Work to do =>
Search the material below for the word "在羽毛球运动中". Copy every line that has it.

====== Record set

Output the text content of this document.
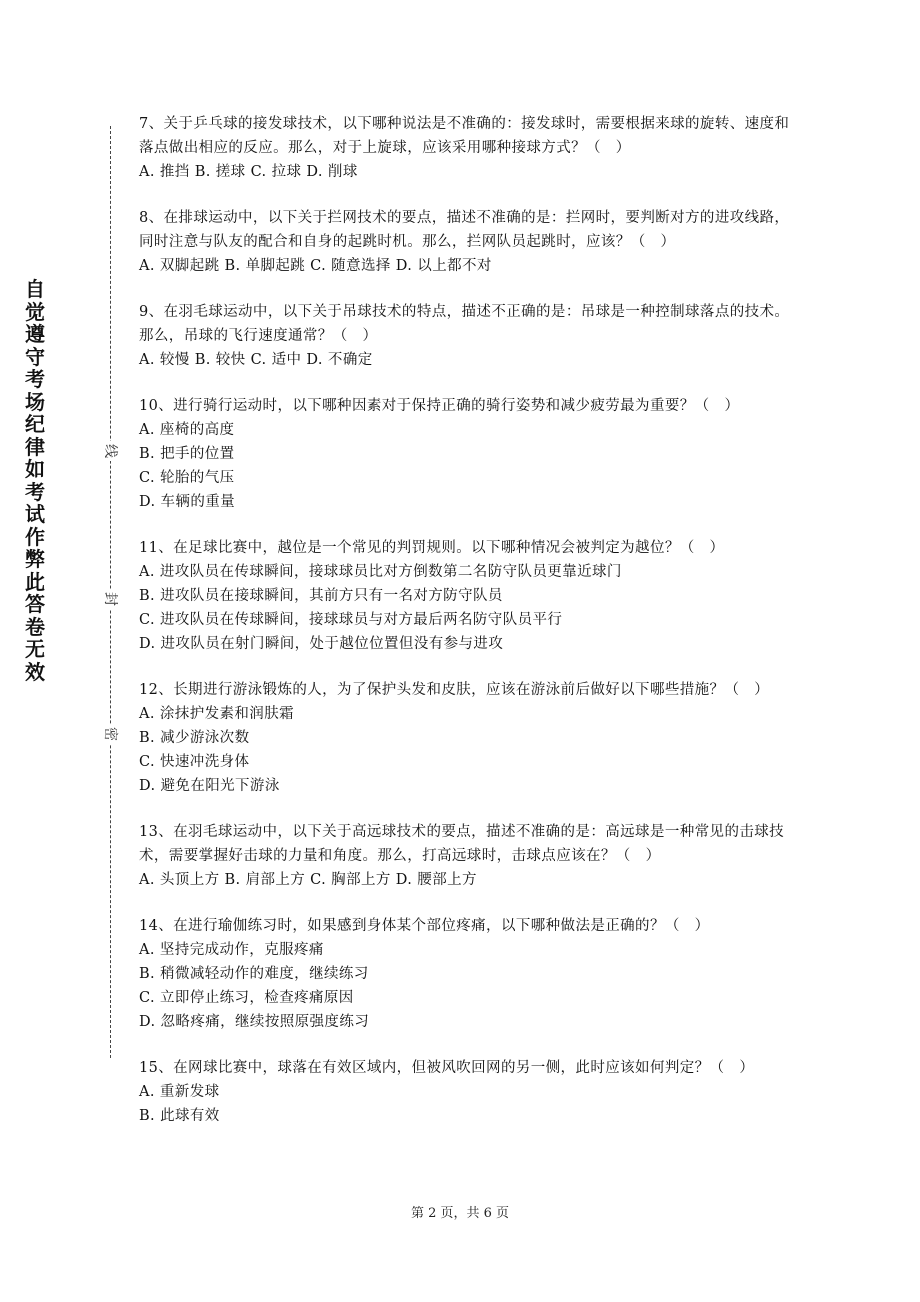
自觉遵守考场纪律如考试作弊此答卷无效
线
封
密

7、关于乒乓球的接发球技术，以下哪种说法是不准确的：接发球时，需要根据来球的旋转、速度和落点做出相应的反应。那么，对于上旋球，应该采用哪种接球方式？（　）

A. 推挡 B. 搓球 C. 拉球 D. 削球

8、在排球运动中，以下关于拦网技术的要点，描述不准确的是：拦网时，要判断对方的进攻线路，同时注意与队友的配合和自身的起跳时机。那么，拦网队员起跳时，应该？（　）

A. 双脚起跳 B. 单脚起跳 C. 随意选择 D. 以上都不对

9、在羽毛球运动中，以下关于吊球技术的特点，描述不正确的是：吊球是一种控制球落点的技术。那么，吊球的飞行速度通常？（　）

A. 较慢 B. 较快 C. 适中 D. 不确定

10、进行骑行运动时，以下哪种因素对于保持正确的骑行姿势和减少疲劳最为重要？（　）

A. 座椅的高度

B. 把手的位置

C. 轮胎的气压

D. 车辆的重量

11、在足球比赛中，越位是一个常见的判罚规则。以下哪种情况会被判定为越位？（　）

A. 进攻队员在传球瞬间，接球球员比对方倒数第二名防守队员更靠近球门

B. 进攻队员在接球瞬间，其前方只有一名对方防守队员

C. 进攻队员在传球瞬间，接球球员与对方最后两名防守队员平行

D. 进攻队员在射门瞬间，处于越位位置但没有参与进攻

12、长期进行游泳锻炼的人，为了保护头发和皮肤，应该在游泳前后做好以下哪些措施？（　）

A. 涂抹护发素和润肤霜

B. 减少游泳次数

C. 快速冲洗身体

D. 避免在阳光下游泳

13、在羽毛球运动中，以下关于高远球技术的要点，描述不准确的是：高远球是一种常见的击球技术，需要掌握好击球的力量和角度。那么，打高远球时，击球点应该在？（　）

A. 头顶上方 B. 肩部上方 C. 胸部上方 D. 腰部上方

14、在进行瑜伽练习时，如果感到身体某个部位疼痛，以下哪种做法是正确的？（　）

A. 坚持完成动作，克服疼痛

B. 稍微减轻动作的难度，继续练习

C. 立即停止练习，检查疼痛原因

D. 忽略疼痛，继续按照原强度练习

15、在网球比赛中，球落在有效区域内，但被风吹回网的另一侧，此时应该如何判定？（　）

A. 重新发球

B. 此球有效

第 2 页，共 6 页
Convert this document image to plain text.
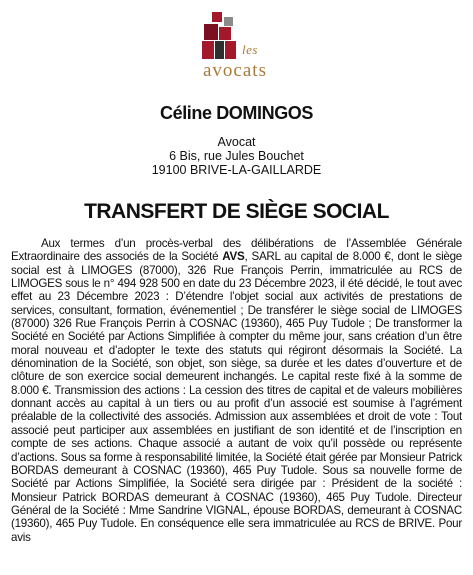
les
avocats
Céline DOMINGOS
Avocat
6 Bis, rue Jules Bouchet
19100 BRIVE-LA-GAILLARDE
TRANSFERT DE SIÈGE SOCIAL
Aux termes d’un procès-verbal des délibérations de l’Assemblée Générale Extraordinaire des associés de la Société AVS, SARL au capital de 8.000 €, dont le siège social est à LIMOGES (87000), 326 Rue François Perrin, immatriculée au RCS de LIMOGES sous le n° 494 928 500 en date du 23 Décembre 2023, il été décidé, le tout avec effet au 23 Décembre 2023 : D’étendre l’objet social aux activités de prestations de services, consultant, formation, événementiel ; De transférer le siège social de LIMOGES (87000) 326 Rue François Perrin à COSNAC (19360), 465 Puy Tudole ; De transformer la Société en Société par Actions Simplifiée à compter du même jour, sans création d’un être moral nouveau et d’adopter le texte des statuts qui régiront désormais la Société. La dénomination de la Société, son objet, son siège, sa durée et les dates d’ouverture et de clôture de son exercice social demeurent inchangés. Le capital reste fixé à la somme de 8.000 €. Transmission des actions : La cession des titres de capital et de valeurs mobilières donnant accès au capital à un tiers ou au profit d’un associé est soumise à l’agrément préalable de la collectivité des associés. Admission aux assemblées et droit de vote : Tout associé peut participer aux assemblées en justifiant de son identité et de l’inscription en compte de ses actions. Chaque associé a autant de voix qu’il possède ou représente d’actions. Sous sa forme à responsabilité limitée, la Société était gérée par Monsieur Patrick BORDAS demeurant à COSNAC (19360), 465 Puy Tudole. Sous sa nouvelle forme de Société par Actions Simplifiée, la Société sera dirigée par : Président de la société : Monsieur Patrick BORDAS demeurant à COSNAC (19360), 465 Puy Tudole. Directeur Général de la Société : Mme Sandrine VIGNAL, épouse BORDAS, demeurant à COSNAC (19360), 465 Puy Tudole. En conséquence elle sera immatriculée au RCS de BRIVE. Pour avis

============

Task result =>
9、在羽毛球运动中，以下关于吊球技术的特点，描述不正确的是：吊球是一种控制球落点的技术。那么，吊球的飞行速度通常？（　）
13、在羽毛球运动中，以下关于高远球技术的要点，描述不准确的是：高远球是一种常见的击球技术，需要掌握好击球的力量和角度。那么，打高远球时，击球点应该在？（　）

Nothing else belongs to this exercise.